* **AIM OF THE EXERCISE**
Write out the listing below again, precisely as it is given.

Dataset items:
.....

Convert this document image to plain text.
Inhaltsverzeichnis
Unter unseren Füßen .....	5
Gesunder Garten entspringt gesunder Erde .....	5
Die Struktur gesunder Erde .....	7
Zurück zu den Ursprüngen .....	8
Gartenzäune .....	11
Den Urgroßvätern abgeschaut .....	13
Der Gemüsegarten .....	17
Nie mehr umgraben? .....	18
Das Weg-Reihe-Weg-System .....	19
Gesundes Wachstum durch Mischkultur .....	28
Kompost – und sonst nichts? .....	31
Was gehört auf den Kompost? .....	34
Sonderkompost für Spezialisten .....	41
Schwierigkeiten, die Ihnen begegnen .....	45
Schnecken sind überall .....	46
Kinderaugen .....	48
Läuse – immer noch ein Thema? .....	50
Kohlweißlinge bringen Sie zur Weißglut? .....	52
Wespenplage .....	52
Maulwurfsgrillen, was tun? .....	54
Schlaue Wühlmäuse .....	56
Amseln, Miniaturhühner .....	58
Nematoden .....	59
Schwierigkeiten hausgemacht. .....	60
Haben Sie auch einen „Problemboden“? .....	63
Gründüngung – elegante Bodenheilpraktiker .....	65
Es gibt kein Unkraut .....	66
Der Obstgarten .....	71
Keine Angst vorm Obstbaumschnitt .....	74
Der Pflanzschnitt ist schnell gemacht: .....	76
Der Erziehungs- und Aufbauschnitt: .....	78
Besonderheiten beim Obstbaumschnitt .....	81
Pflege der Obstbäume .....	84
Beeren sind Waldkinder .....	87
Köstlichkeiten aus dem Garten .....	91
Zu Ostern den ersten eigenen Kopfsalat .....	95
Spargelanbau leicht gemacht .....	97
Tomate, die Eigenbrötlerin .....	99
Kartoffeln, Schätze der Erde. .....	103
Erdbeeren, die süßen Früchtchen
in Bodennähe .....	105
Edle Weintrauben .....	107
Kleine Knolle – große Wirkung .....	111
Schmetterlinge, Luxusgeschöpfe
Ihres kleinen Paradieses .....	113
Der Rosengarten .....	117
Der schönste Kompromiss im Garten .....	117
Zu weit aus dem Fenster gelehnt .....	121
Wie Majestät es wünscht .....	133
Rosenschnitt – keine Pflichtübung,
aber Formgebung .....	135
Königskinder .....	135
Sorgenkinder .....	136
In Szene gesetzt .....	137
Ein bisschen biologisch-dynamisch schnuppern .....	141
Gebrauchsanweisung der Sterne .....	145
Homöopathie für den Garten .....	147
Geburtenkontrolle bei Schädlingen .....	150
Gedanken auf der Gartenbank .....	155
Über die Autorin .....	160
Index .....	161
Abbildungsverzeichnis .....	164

.....

* **OUTPUT BELOW**
Convert this document image to plain text.
Inhaltsverzeichnis
Unter unseren Füßen .....	5
Gesunder Garten entspringt gesunder Erde .....	5
Die Struktur gesunder Erde .....	7
Zurück zu den Ursprüngen .....	8
Gartenzäune .....	11
Den Urgroßvätern abgeschaut .....	13
Der Gemüsegarten .....	17
Nie mehr umgraben? .....	18
Das Weg-Reihe-Weg-System .....	19
Gesundes Wachstum durch Mischkultur .....	28
Kompost – und sonst nichts? .....	31
Was gehört auf den Kompost? .....	34
Sonderkompost für Spezialisten .....	41
Schwierigkeiten, die Ihnen begegnen .....	45
Schnecken sind überall .....	46
Kinderaugen .....	48
Läuse – immer noch ein Thema? .....	50
Kohlweißlinge bringen Sie zur Weißglut? .....	52
Wespenplage .....	52
Maulwurfsgrillen, was tun? .....	54
Schlaue Wühlmäuse .....	56
Amseln, Miniaturhühner .....	58
Nematoden .....	59
Schwierigkeiten hausgemacht. .....	60
Haben Sie auch einen „Problemboden“? .....	63
Gründüngung – elegante Bodenheilpraktiker .....	65
Es gibt kein Unkraut .....	66
Der Obstgarten .....	71
Keine Angst vorm Obstbaumschnitt .....	74
Der Pflanzschnitt ist schnell gemacht: .....	76
Der Erziehungs- und Aufbauschnitt: .....	78
Besonderheiten beim Obstbaumschnitt .....	81
Pflege der Obstbäume .....	84
Beeren sind Waldkinder .....	87
Köstlichkeiten aus dem Garten .....	91
Zu Ostern den ersten eigenen Kopfsalat .....	95
Spargelanbau leicht gemacht .....	97
Tomate, die Eigenbrötlerin .....	99
Kartoffeln, Schätze der Erde. .....	103
Erdbeeren, die süßen Früchtchen
in Bodennähe .....	105
Edle Weintrauben .....	107
Kleine Knolle – große Wirkung .....	111
Schmetterlinge, Luxusgeschöpfe
Ihres kleinen Paradieses .....	113
Der Rosengarten .....	117
Der schönste Kompromiss im Garten .....	117
Zu weit aus dem Fenster gelehnt .....	121
Wie Majestät es wünscht .....	133
Rosenschnitt – keine Pflichtübung,
aber Formgebung .....	135
Königskinder .....	135
Sorgenkinder .....	136
In Szene gesetzt .....	137
Ein bisschen biologisch-dynamisch schnuppern .....	141
Gebrauchsanweisung der Sterne .....	145
Homöopathie für den Garten .....	147
Geburtenkontrolle bei Schädlingen .....	150
Gedanken auf der Gartenbank .....	155
Über die Autorin .....	160
Index .....	161
Abbildungsverzeichnis .....	164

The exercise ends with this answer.